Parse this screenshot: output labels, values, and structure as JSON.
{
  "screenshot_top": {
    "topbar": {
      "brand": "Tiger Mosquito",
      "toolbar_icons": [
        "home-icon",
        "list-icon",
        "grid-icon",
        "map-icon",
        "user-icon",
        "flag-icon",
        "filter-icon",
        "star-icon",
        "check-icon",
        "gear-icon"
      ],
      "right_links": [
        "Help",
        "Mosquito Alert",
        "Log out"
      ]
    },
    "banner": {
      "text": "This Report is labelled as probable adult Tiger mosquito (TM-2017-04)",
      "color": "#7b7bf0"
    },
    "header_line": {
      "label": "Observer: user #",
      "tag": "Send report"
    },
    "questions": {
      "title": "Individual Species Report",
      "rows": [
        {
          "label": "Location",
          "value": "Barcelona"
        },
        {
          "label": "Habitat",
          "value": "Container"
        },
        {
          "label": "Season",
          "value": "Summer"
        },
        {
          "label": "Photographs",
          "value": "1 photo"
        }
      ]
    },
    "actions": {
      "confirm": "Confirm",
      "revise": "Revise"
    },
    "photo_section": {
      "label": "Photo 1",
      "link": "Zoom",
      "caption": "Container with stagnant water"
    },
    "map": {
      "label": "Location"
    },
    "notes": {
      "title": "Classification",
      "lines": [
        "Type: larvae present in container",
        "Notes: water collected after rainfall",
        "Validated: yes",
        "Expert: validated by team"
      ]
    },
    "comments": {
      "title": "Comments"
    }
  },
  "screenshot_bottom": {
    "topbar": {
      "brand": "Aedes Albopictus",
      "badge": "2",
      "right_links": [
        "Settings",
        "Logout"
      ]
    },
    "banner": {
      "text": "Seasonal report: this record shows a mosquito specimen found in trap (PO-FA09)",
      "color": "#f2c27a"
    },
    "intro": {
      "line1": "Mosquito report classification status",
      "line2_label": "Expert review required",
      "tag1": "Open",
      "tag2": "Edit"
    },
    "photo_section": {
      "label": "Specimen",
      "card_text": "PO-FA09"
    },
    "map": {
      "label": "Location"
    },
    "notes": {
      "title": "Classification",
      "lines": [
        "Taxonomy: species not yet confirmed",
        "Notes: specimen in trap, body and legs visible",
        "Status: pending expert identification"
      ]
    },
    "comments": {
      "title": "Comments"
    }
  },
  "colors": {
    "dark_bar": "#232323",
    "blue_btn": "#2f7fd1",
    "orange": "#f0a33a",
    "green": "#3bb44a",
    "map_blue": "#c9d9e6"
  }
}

┄┄┄┄┄┄┄┄┄┄┄┄┄┄┄┄┄┄┄┄

Your task is to transcribe the material exactly.

Parse this screenshot: output labels, values, and structure as JSON.
{
  "screenshot_top": {
    "topbar": {
      "brand": "Tiger Mosquito",
      "toolbar_icons": [
        "home-icon",
        "list-icon",
        "grid-icon",
        "map-icon",
        "user-icon",
        "flag-icon",
        "filter-icon",
        "star-icon",
        "check-icon",
        "gear-icon"
      ],
      "right_links": [
        "Help",
        "Mosquito Alert",
        "Log out"
      ]
    },
    "banner": {
      "text": "This Report is labelled as probable adult Tiger mosquito (TM-2017-04)",
      "color": "#7b7bf0"
    },
    "header_line": {
      "label": "Observer: user #",
      "tag": "Send report"
    },
    "questions": {
      "title": "Individual Species Report",
      "rows": [
        {
          "label": "Location",
          "value": "Barcelona"
        },
        {
          "label": "Habitat",
          "value": "Container"
        },
        {
          "label": "Season",
          "value": "Summer"
        },
        {
          "label": "Photographs",
          "value": "1 photo"
        }
      ]
    },
    "actions": {
      "confirm": "Confirm",
      "revise": "Revise"
    },
    "photo_section": {
      "label": "Photo 1",
      "link": "Zoom",
      "caption": "Container with stagnant water"
    },
    "map": {
      "label": "Location"
    },
    "notes": {
      "title": "Classification",
      "lines": [
        "Type: larvae present in container",
        "Notes: water collected after rainfall",
        "Validated: yes",
        "Expert: validated by team"
      ]
    },
    "comments": {
      "title": "Comments"
    }
  },
  "screenshot_bottom": {
    "topbar": {
      "brand": "Aedes Albopictus",
      "badge": "2",
      "right_links": [
        "Settings",
        "Logout"
      ]
    },
    "banner": {
      "text": "Seasonal report: this record shows a mosquito specimen found in trap (PO-FA09)",
      "color": "#f2c27a"
    },
    "intro": {
      "line1": "Mosquito report classification status",
      "line2_label": "Expert review required",
      "tag1": "Open",
      "tag2": "Edit"
    },
    "photo_section": {
      "label": "Specimen",
      "card_text": "PO-FA09"
    },
    "map": {
      "label": "Location"
    },
    "notes": {
      "title": "Classification",
      "lines": [
        "Taxonomy: species not yet confirmed",
        "Notes: specimen in trap, body and legs visible",
        "Status: pending expert identification"
      ]
    },
    "comments": {
      "title": "Comments"
    }
  },
  "colors": {
    "dark_bar": "#232323",
    "blue_btn": "#2f7fd1",
    "orange": "#f0a33a",
    "green": "#3bb44a",
    "map_blue": "#c9d9e6"
  }
}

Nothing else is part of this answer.